Element boundary listing:

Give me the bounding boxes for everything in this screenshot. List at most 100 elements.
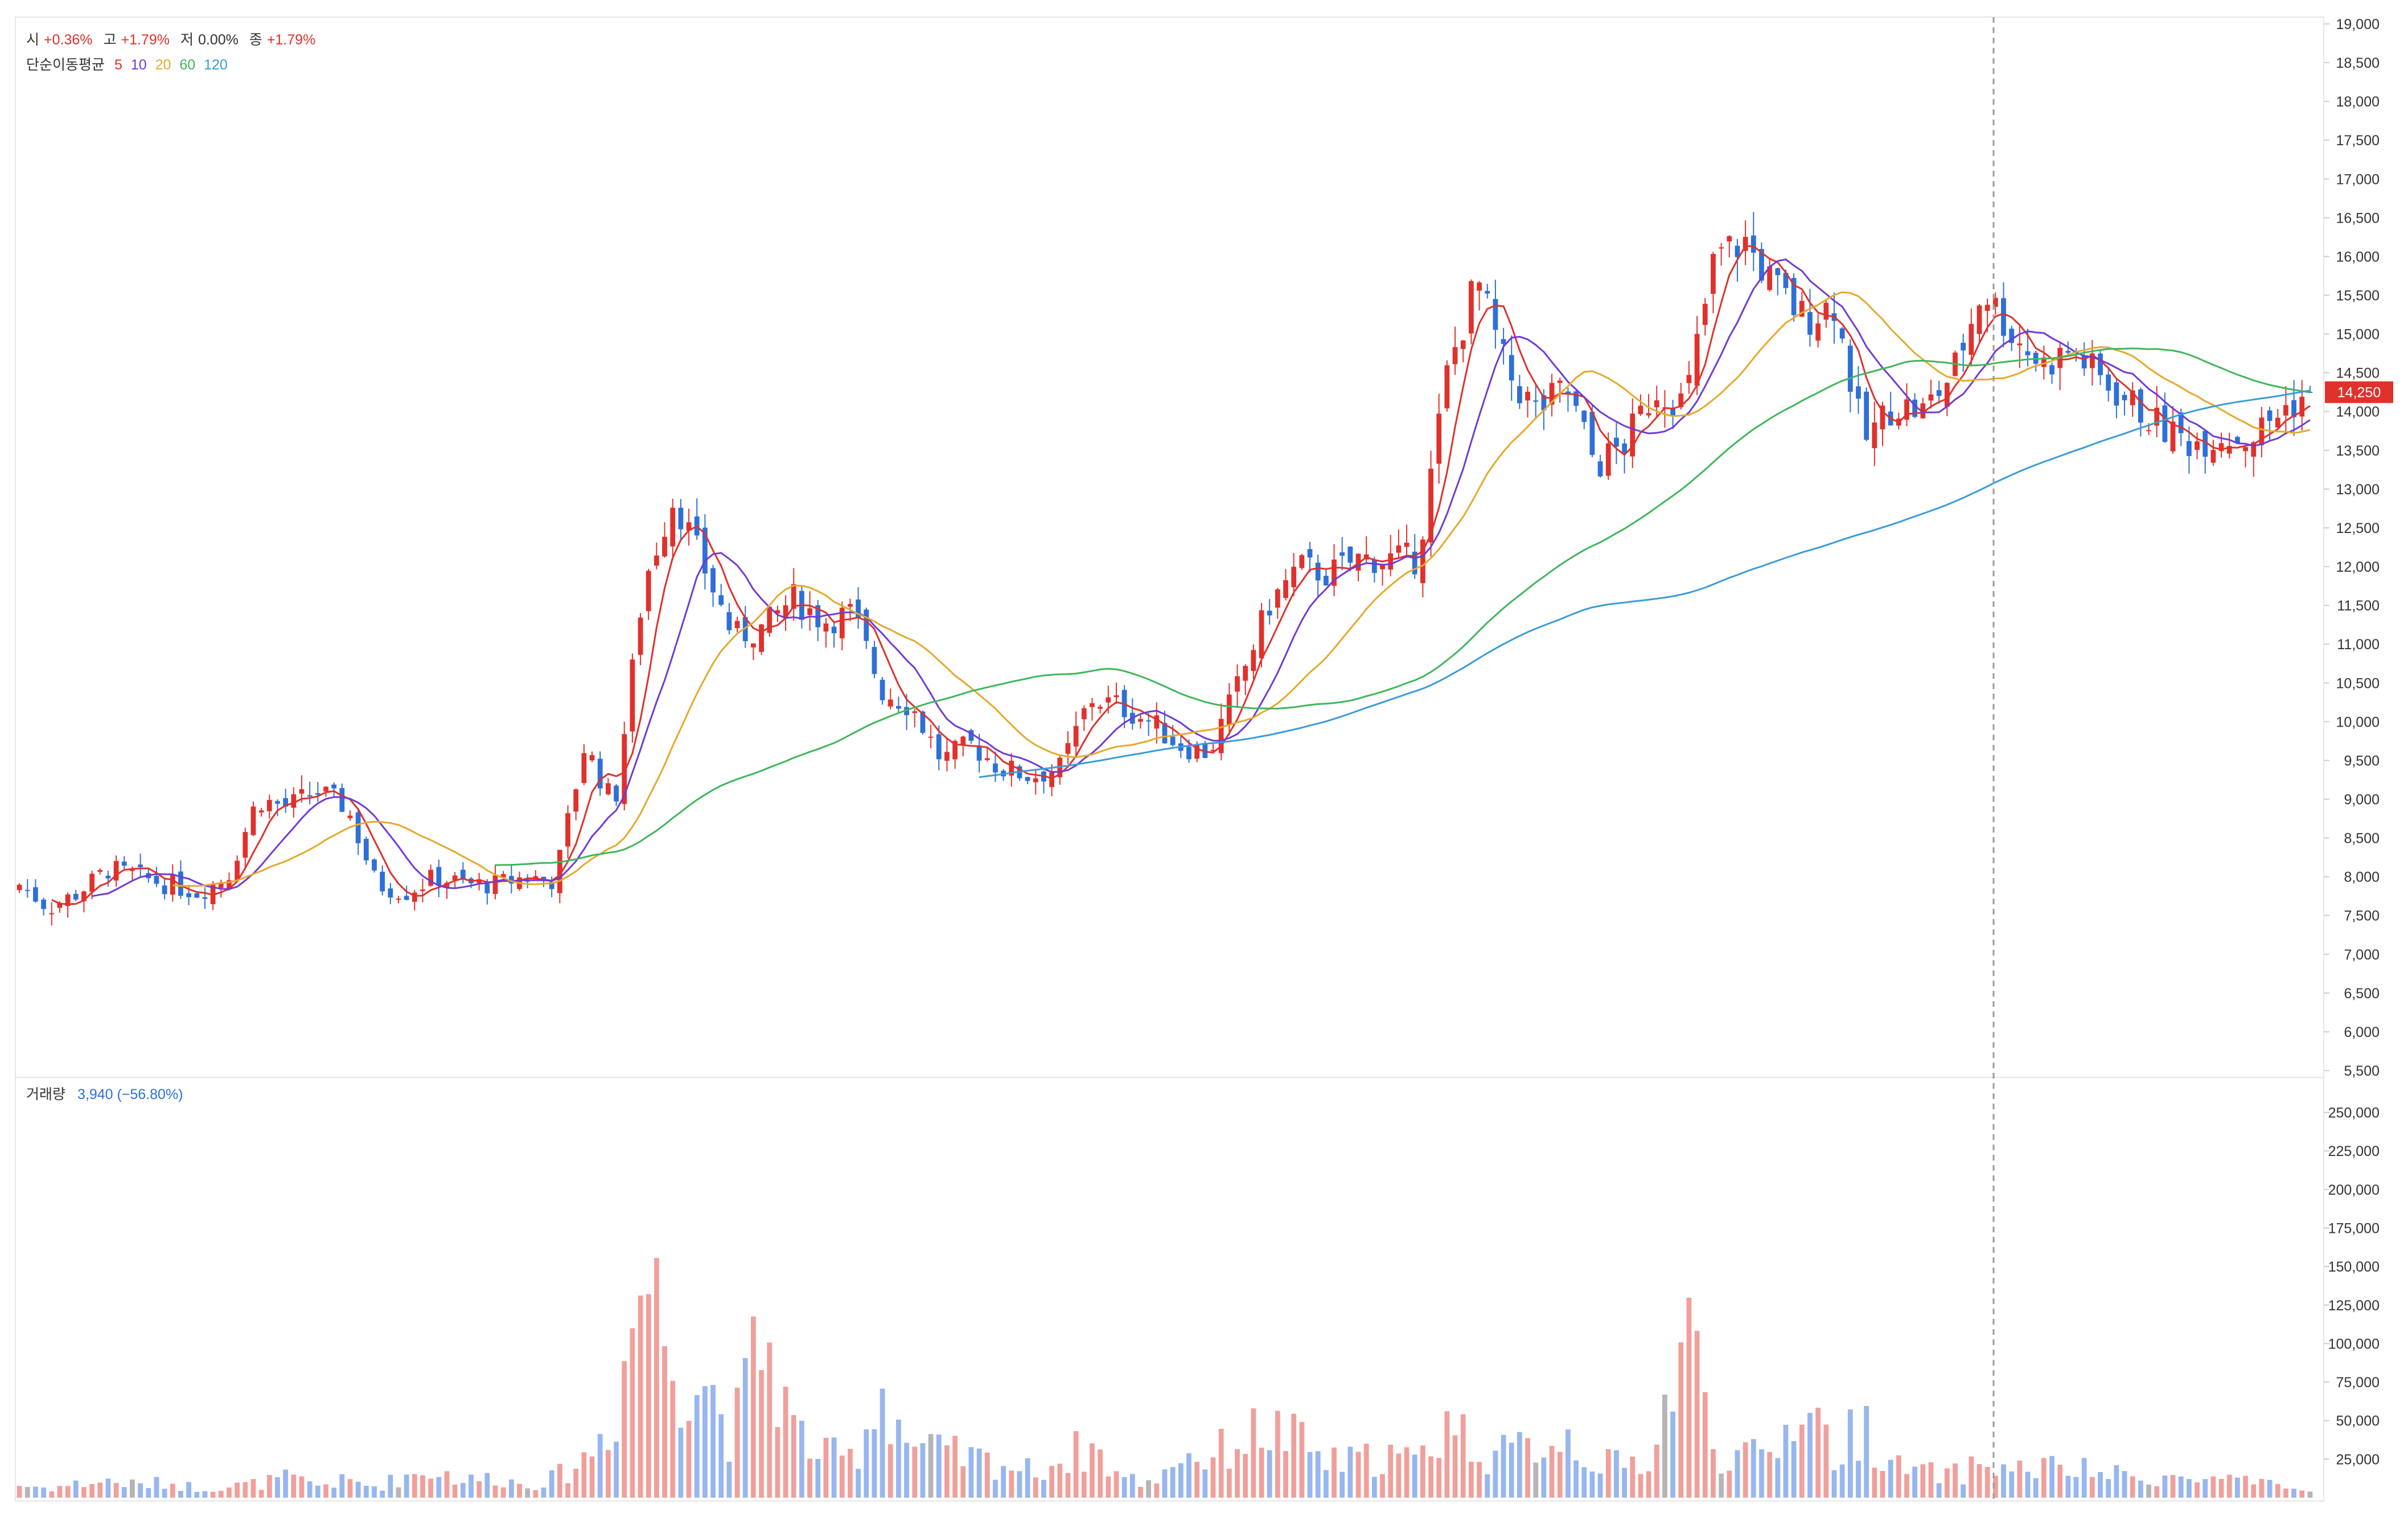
candle bbox=[476, 872, 482, 891]
volume-axis: 250,000 225,000 200,000 175,000 150,000 125,0… bbox=[2324, 1105, 2380, 1467]
candle-body bbox=[2210, 450, 2216, 463]
volume-bar bbox=[420, 1475, 425, 1498]
volume-bar bbox=[2017, 1460, 2023, 1498]
candle-body bbox=[266, 800, 272, 811]
ma-10-line bbox=[92, 258, 2311, 897]
volume-bar bbox=[1847, 1409, 1853, 1498]
volume-bar bbox=[1565, 1429, 1571, 1498]
current-price-badge[interactable]: 14,250 bbox=[2325, 381, 2393, 403]
volume-bar bbox=[1654, 1444, 1659, 1498]
candle-body bbox=[622, 734, 627, 804]
volume-bar bbox=[783, 1387, 788, 1498]
candle-body bbox=[2009, 329, 2015, 343]
candle bbox=[1339, 537, 1345, 571]
candle-body bbox=[1243, 666, 1248, 681]
volume-bar bbox=[1750, 1439, 1756, 1498]
candle-body bbox=[2226, 446, 2232, 454]
volume-bar bbox=[904, 1442, 910, 1498]
candle-body bbox=[1944, 383, 1950, 407]
volume-bar bbox=[928, 1434, 934, 1498]
volume-bar bbox=[1509, 1442, 1514, 1498]
candle-body bbox=[1218, 719, 1224, 753]
volume-bar bbox=[831, 1437, 837, 1498]
candle-body bbox=[2049, 365, 2054, 375]
candle-body bbox=[839, 608, 845, 638]
price-tick-label: 15,500 bbox=[2336, 288, 2380, 304]
candle-body bbox=[686, 522, 692, 531]
candle-body bbox=[1969, 323, 1974, 355]
candle-body bbox=[952, 741, 958, 760]
volume-bar bbox=[533, 1490, 539, 1498]
volume-bar bbox=[702, 1386, 708, 1498]
candle-body bbox=[1025, 777, 1030, 781]
candle-body bbox=[589, 755, 595, 761]
candle-body bbox=[1332, 559, 1337, 586]
candle bbox=[1823, 300, 1829, 328]
volume-bar bbox=[791, 1415, 796, 1498]
candle-body bbox=[194, 893, 200, 898]
volume-bar bbox=[686, 1421, 692, 1498]
candle bbox=[1380, 563, 1385, 586]
candle-body bbox=[1936, 390, 1942, 396]
candle-body bbox=[1670, 408, 1676, 417]
volume-bar bbox=[266, 1475, 272, 1498]
candle bbox=[2106, 368, 2111, 402]
candle bbox=[1235, 664, 1240, 707]
candle bbox=[1880, 401, 1885, 446]
candle bbox=[565, 805, 570, 859]
volume-bar bbox=[2267, 1479, 2273, 1498]
volume-bar bbox=[2081, 1458, 2087, 1498]
volume-bar bbox=[952, 1436, 958, 1498]
candle bbox=[17, 883, 22, 893]
candle-body bbox=[105, 875, 111, 879]
candle bbox=[1226, 683, 1232, 736]
price-tick-label: 12,500 bbox=[2336, 520, 2380, 536]
candle-body bbox=[436, 867, 442, 885]
volume-bar bbox=[1525, 1438, 1530, 1498]
volume-bar bbox=[1767, 1452, 1773, 1498]
candle-body bbox=[355, 812, 361, 843]
volume-bar bbox=[710, 1385, 716, 1498]
candle-body bbox=[581, 753, 587, 783]
candle-body bbox=[396, 899, 401, 900]
volume-bar bbox=[968, 1447, 974, 1498]
volume-bar bbox=[1436, 1458, 1442, 1498]
volume-bar bbox=[194, 1491, 200, 1498]
volume-bar bbox=[17, 1486, 22, 1498]
volume-tick-label: 25,000 bbox=[2336, 1452, 2380, 1467]
candle bbox=[1025, 777, 1030, 785]
ma-legend[interactable]: 단순이동평균 5 10 20 60 120 bbox=[26, 57, 228, 73]
candle-body bbox=[1589, 412, 1595, 455]
ma-60-line bbox=[495, 347, 2311, 866]
candle-body bbox=[807, 608, 812, 615]
volume-bar bbox=[1469, 1461, 1474, 1498]
volume-bar bbox=[339, 1474, 345, 1498]
candle bbox=[2210, 440, 2216, 466]
candle bbox=[1009, 753, 1014, 787]
volume-bar bbox=[2009, 1471, 2015, 1498]
volume-bar bbox=[130, 1479, 135, 1498]
volume-bar bbox=[944, 1445, 950, 1498]
plot-border bbox=[15, 17, 2324, 1502]
candle-body bbox=[614, 785, 619, 802]
price-tick-label: 8,500 bbox=[2344, 831, 2380, 847]
volume-bar bbox=[549, 1470, 554, 1498]
price-tick-label: 14,500 bbox=[2336, 366, 2380, 382]
candle-body bbox=[307, 795, 313, 797]
candle-body bbox=[89, 874, 94, 892]
candle-body bbox=[887, 699, 893, 707]
candle bbox=[1404, 524, 1410, 558]
volume-bar bbox=[1856, 1461, 1861, 1498]
candle bbox=[1396, 529, 1402, 557]
candle bbox=[1259, 602, 1264, 668]
volume-bar bbox=[1823, 1424, 1829, 1498]
volume-bar bbox=[2283, 1488, 2288, 1498]
candle bbox=[1251, 644, 1256, 680]
candle-body bbox=[81, 891, 87, 901]
candle-body bbox=[1541, 395, 1547, 411]
volume-bar bbox=[759, 1370, 764, 1498]
candle bbox=[508, 863, 514, 894]
candle bbox=[751, 643, 756, 661]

== AIM OF THE EXERCISE ==
Reproduce every line of the listing above verbatim, omitting the picture from your answer.

== COMPLETED TASK ==
Give me the bounding boxes for everything in this screenshot. List at most 100 elements.
candle bbox=[476, 872, 482, 891]
volume-axis: 250,000 225,000 200,000 175,000 150,000 125,0… bbox=[2324, 1105, 2380, 1467]
candle-body bbox=[2210, 450, 2216, 463]
volume-bar bbox=[420, 1475, 425, 1498]
volume-bar bbox=[2017, 1460, 2023, 1498]
candle-body bbox=[266, 800, 272, 811]
ma-10-line bbox=[92, 258, 2311, 897]
volume-bar bbox=[1847, 1409, 1853, 1498]
volume-bar bbox=[1565, 1429, 1571, 1498]
current-price-badge[interactable]: 14,250 bbox=[2325, 381, 2393, 403]
volume-bar bbox=[1654, 1444, 1659, 1498]
candle-body bbox=[622, 734, 627, 804]
volume-bar bbox=[783, 1387, 788, 1498]
candle-body bbox=[2009, 329, 2015, 343]
candle bbox=[1339, 537, 1345, 571]
candle-body bbox=[1243, 666, 1248, 681]
volume-bar bbox=[1750, 1439, 1756, 1498]
candle-body bbox=[2226, 446, 2232, 454]
volume-bar bbox=[904, 1442, 910, 1498]
candle-body bbox=[1944, 383, 1950, 407]
volume-bar bbox=[928, 1434, 934, 1498]
volume-bar bbox=[1509, 1442, 1514, 1498]
candle-body bbox=[1218, 719, 1224, 753]
volume-bar bbox=[831, 1437, 837, 1498]
candle-body bbox=[2049, 365, 2054, 375]
candle-body bbox=[839, 608, 845, 638]
price-tick-label: 15,500 bbox=[2336, 288, 2380, 304]
candle-body bbox=[686, 522, 692, 531]
candle-body bbox=[1969, 323, 1974, 355]
candle-body bbox=[952, 741, 958, 760]
volume-bar bbox=[533, 1490, 539, 1498]
volume-bar bbox=[702, 1386, 708, 1498]
candle-body bbox=[1025, 777, 1030, 781]
candle-body bbox=[589, 755, 595, 761]
candle-body bbox=[1332, 559, 1337, 586]
candle bbox=[1823, 300, 1829, 328]
volume-bar bbox=[791, 1415, 796, 1498]
candle-body bbox=[194, 893, 200, 898]
volume-bar bbox=[686, 1421, 692, 1498]
candle bbox=[1380, 563, 1385, 586]
candle-body bbox=[1936, 390, 1942, 396]
candle-body bbox=[1670, 408, 1676, 417]
volume-bar bbox=[266, 1475, 272, 1498]
candle bbox=[2106, 368, 2111, 402]
candle bbox=[1235, 664, 1240, 707]
candle bbox=[1880, 401, 1885, 446]
candle bbox=[565, 805, 570, 859]
volume-bar bbox=[2267, 1479, 2273, 1498]
volume-bar bbox=[2081, 1458, 2087, 1498]
volume-bar bbox=[952, 1436, 958, 1498]
candle bbox=[17, 883, 22, 893]
candle-body bbox=[105, 875, 111, 879]
candle bbox=[1226, 683, 1232, 736]
price-tick-label: 12,500 bbox=[2336, 520, 2380, 536]
candle-body bbox=[436, 867, 442, 885]
volume-bar bbox=[1525, 1438, 1530, 1498]
volume-bar bbox=[1767, 1452, 1773, 1498]
candle-body bbox=[355, 812, 361, 843]
volume-bar bbox=[710, 1385, 716, 1498]
candle-body bbox=[581, 753, 587, 783]
candle-body bbox=[396, 899, 401, 900]
volume-bar bbox=[968, 1447, 974, 1498]
volume-bar bbox=[1436, 1458, 1442, 1498]
volume-bar bbox=[194, 1491, 200, 1498]
volume-bar bbox=[17, 1486, 22, 1498]
volume-tick-label: 25,000 bbox=[2336, 1452, 2380, 1467]
candle bbox=[1025, 777, 1030, 785]
ma-legend[interactable]: 단순이동평균 5 10 20 60 120 bbox=[26, 57, 228, 73]
candle-body bbox=[1589, 412, 1595, 455]
ma-60-line bbox=[495, 347, 2311, 866]
candle-body bbox=[807, 608, 812, 615]
volume-bar bbox=[1469, 1461, 1474, 1498]
volume-bar bbox=[339, 1474, 345, 1498]
candle bbox=[2210, 440, 2216, 466]
candle bbox=[1009, 753, 1014, 787]
volume-bar bbox=[2009, 1471, 2015, 1498]
volume-bar bbox=[130, 1479, 135, 1498]
volume-bar bbox=[944, 1445, 950, 1498]
plot-border bbox=[15, 17, 2324, 1502]
candle-body bbox=[614, 785, 619, 802]
price-tick-label: 8,500 bbox=[2344, 831, 2380, 847]
volume-bar bbox=[549, 1470, 554, 1498]
price-tick-label: 14,500 bbox=[2336, 366, 2380, 382]
candle-body bbox=[307, 795, 313, 797]
candle-body bbox=[89, 874, 94, 892]
candle-body bbox=[887, 699, 893, 707]
candle bbox=[1404, 524, 1410, 558]
volume-bar bbox=[1856, 1461, 1861, 1498]
candle bbox=[1396, 529, 1402, 557]
candle bbox=[1259, 602, 1264, 668]
volume-bar bbox=[1823, 1424, 1829, 1498]
volume-bar bbox=[2283, 1488, 2288, 1498]
candle bbox=[1251, 644, 1256, 680]
candle-body bbox=[81, 891, 87, 901]
candle-body bbox=[1541, 395, 1547, 411]
volume-bar bbox=[759, 1370, 764, 1498]
candle bbox=[508, 863, 514, 894]
candle bbox=[751, 643, 756, 661]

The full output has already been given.